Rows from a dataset
····················

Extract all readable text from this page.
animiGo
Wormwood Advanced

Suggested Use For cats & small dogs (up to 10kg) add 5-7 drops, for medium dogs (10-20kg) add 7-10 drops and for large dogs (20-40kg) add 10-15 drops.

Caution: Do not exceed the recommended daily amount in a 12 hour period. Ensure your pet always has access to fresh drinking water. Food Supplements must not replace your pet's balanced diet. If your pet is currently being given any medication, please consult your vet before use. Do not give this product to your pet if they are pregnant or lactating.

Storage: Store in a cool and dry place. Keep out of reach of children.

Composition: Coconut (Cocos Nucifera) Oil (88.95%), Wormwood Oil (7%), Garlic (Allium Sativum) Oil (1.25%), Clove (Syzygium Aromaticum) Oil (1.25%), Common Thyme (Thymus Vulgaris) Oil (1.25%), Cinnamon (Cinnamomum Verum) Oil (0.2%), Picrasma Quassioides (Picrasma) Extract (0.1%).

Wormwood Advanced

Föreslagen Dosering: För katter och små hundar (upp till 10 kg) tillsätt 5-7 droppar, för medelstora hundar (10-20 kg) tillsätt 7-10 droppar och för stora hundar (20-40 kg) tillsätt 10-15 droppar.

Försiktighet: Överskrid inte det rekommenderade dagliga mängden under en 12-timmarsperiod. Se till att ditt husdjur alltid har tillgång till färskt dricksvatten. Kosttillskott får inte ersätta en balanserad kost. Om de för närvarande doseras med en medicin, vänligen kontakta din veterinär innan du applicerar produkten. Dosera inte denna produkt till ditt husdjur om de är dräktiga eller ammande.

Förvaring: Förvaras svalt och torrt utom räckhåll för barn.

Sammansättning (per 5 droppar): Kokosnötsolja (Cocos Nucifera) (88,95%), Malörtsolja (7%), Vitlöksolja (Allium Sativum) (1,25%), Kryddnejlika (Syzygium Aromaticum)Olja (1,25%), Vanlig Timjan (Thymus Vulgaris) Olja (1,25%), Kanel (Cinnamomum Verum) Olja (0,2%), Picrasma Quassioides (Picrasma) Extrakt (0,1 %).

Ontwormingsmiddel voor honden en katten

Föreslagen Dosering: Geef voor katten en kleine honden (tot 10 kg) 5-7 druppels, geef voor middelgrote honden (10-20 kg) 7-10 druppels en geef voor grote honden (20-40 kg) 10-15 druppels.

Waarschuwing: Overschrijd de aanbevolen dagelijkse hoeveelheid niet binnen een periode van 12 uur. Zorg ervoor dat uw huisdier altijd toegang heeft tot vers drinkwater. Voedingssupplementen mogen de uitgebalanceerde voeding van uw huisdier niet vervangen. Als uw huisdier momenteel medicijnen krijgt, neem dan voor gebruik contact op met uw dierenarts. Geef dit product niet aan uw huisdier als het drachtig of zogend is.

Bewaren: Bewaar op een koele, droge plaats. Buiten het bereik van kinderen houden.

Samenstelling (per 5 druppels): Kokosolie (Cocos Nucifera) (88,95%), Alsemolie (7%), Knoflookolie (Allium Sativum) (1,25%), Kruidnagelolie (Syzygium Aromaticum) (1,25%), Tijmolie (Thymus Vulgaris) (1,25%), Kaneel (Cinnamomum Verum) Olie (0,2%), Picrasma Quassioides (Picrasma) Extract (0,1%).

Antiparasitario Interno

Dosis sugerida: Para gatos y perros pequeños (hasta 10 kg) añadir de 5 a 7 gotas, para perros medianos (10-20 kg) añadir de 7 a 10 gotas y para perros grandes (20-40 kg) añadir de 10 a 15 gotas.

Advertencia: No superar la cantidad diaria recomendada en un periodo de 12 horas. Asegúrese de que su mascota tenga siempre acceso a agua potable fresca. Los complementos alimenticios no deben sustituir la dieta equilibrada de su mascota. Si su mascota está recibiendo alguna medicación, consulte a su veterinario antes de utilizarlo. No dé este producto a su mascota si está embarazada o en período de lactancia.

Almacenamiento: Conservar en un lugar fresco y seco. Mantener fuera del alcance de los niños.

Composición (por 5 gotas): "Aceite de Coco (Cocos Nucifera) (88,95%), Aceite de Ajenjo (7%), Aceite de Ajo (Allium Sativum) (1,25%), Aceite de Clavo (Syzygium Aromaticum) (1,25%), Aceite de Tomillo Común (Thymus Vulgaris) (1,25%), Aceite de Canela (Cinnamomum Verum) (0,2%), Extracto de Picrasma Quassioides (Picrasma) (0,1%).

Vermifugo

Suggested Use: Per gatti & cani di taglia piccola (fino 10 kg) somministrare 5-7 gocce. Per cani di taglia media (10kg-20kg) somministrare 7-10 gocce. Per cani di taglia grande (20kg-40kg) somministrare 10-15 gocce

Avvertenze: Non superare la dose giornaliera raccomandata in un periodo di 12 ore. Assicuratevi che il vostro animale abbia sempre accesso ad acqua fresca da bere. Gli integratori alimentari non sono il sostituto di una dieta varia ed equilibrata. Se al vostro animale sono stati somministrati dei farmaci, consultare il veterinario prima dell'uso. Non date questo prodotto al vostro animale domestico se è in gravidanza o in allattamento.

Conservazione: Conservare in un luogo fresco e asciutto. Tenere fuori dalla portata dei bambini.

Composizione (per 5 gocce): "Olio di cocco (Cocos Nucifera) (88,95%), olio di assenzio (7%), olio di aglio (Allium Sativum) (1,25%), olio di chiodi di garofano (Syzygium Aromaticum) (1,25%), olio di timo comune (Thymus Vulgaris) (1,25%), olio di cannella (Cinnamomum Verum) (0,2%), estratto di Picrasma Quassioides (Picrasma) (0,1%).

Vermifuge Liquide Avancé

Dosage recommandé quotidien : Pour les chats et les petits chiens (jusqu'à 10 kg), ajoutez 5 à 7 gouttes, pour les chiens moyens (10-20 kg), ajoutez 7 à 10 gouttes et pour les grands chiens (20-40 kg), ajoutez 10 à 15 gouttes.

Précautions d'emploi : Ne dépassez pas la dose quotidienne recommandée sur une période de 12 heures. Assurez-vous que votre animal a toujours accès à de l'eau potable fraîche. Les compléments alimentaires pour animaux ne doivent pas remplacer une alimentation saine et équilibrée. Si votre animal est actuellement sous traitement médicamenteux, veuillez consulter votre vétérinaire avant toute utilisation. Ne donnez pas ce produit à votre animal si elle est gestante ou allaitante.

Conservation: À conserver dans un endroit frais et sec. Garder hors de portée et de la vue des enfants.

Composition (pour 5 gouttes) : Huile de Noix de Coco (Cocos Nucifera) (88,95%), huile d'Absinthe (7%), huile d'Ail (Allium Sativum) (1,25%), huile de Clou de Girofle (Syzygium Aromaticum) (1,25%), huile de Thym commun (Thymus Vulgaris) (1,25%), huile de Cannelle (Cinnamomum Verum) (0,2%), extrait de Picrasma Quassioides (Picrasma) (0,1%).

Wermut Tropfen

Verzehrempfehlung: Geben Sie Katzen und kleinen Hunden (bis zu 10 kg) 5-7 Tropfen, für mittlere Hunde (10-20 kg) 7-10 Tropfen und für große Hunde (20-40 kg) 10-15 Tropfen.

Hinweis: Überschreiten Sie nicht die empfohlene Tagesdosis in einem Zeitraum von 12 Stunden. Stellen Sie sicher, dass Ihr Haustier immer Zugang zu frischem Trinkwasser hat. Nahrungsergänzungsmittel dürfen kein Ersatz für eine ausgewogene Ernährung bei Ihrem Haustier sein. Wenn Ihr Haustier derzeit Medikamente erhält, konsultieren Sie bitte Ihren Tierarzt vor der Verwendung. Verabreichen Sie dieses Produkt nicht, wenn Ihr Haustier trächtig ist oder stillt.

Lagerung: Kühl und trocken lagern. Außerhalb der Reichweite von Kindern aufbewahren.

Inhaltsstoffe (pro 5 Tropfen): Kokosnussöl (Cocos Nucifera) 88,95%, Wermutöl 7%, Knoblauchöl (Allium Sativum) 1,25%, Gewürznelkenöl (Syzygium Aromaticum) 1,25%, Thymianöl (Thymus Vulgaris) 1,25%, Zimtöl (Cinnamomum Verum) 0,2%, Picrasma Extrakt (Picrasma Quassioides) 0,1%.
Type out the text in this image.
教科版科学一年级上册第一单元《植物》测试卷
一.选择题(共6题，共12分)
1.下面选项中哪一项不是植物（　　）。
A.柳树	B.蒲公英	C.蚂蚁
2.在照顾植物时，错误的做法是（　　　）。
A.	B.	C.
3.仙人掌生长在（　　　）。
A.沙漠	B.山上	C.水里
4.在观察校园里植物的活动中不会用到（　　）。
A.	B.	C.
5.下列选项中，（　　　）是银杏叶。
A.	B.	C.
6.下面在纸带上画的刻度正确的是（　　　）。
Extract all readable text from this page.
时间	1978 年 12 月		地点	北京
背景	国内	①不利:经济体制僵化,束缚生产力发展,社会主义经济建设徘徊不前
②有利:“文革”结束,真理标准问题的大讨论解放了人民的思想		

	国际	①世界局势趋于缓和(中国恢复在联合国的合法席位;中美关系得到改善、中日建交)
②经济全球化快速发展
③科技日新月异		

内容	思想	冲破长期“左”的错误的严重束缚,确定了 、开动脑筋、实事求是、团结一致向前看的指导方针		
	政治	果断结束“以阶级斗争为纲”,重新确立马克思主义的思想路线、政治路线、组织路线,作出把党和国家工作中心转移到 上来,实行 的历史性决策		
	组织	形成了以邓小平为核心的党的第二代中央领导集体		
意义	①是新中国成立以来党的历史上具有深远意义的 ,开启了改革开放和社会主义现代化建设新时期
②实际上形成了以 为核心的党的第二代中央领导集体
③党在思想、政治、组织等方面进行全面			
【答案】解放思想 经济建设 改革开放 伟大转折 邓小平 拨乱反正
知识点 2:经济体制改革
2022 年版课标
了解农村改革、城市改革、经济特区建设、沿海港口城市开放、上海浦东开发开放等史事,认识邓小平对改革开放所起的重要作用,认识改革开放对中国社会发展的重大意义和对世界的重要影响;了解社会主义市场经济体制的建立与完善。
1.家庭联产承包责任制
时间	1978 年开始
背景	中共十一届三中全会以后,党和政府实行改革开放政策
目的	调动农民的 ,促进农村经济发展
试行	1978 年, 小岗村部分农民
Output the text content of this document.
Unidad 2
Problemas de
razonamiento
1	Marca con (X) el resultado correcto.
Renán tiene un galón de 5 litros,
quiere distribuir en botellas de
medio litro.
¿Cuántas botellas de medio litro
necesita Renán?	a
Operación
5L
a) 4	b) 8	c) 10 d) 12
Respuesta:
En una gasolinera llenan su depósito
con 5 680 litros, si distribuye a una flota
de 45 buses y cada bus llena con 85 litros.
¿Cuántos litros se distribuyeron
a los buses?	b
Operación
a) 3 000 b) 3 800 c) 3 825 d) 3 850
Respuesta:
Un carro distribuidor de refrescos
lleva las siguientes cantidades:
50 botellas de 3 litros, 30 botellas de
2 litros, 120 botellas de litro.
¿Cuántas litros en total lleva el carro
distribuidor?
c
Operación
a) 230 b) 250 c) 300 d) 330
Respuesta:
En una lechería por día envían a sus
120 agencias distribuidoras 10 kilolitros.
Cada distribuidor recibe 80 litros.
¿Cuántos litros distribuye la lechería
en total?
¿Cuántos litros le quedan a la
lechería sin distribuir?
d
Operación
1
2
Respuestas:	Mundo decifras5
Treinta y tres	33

····················

Working from the listing above, pick out every line that has "Geef" and copy it.

Föreslagen Dosering: Geef voor katten en kleine honden (tot 10 kg) 5-7 druppels, geef voor middelgrote honden (10-20 kg) 7-10 druppels en geef voor grote honden (20-40 kg) 10-15 druppels.
Waarschuwing: Overschrijd de aanbevolen dagelijkse hoeveelheid niet binnen een periode van 12 uur. Zorg ervoor dat uw huisdier altijd toegang heeft tot vers drinkwater. Voedingssupplementen mogen de uitgebalanceerde voeding van uw huisdier niet vervangen. Als uw huisdier momenteel medicijnen krijgt, neem dan voor gebruik contact op met uw dierenarts. Geef dit product niet aan uw huisdier als het drachtig of zogend is.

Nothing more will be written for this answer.